═══ Records to process ═══

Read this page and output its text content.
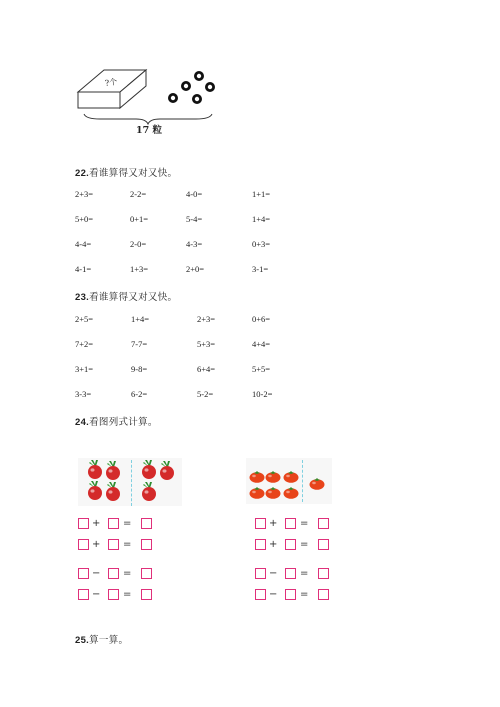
?个
17 粒
22.看谁算得又对又快。
2+3=	2-2=	4-0=	1+1=
5+0=	0+1=	5-4=	1+4=
4-4=	2-0=	4-3=	0+3=
4-1=	1+3=	2+0=	3-1=
23.看谁算得又对又快。
2+5=	1+4=	2+3=	0+6=
7+2=	7-7=	5+3=	4+4=
3+1=	9-8=	6+4=	5+5=
3-3=	6-2=	5-2=	10-2=
24.看图列式计算。
+ =	+ =
+ =	+ =
− =	− =
− =	− =
25.算一算。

═══

Repeat each entry above word for word, leaving every picture out.

* **Correct response**:
Read this page and output its text content.
?个
17 粒
22.看谁算得又对又快。
2+3=	2-2=	4-0=	1+1=
5+0=	0+1=	5-4=	1+4=
4-4=	2-0=	4-3=	0+3=
4-1=	1+3=	2+0=	3-1=
23.看谁算得又对又快。
2+5=	1+4=	2+3=	0+6=
7+2=	7-7=	5+3=	4+4=
3+1=	9-8=	6+4=	5+5=
3-3=	6-2=	5-2=	10-2=
24.看图列式计算。
+ =	+ =
+ =	+ =
− =	− =
− =	− =
25.算一算。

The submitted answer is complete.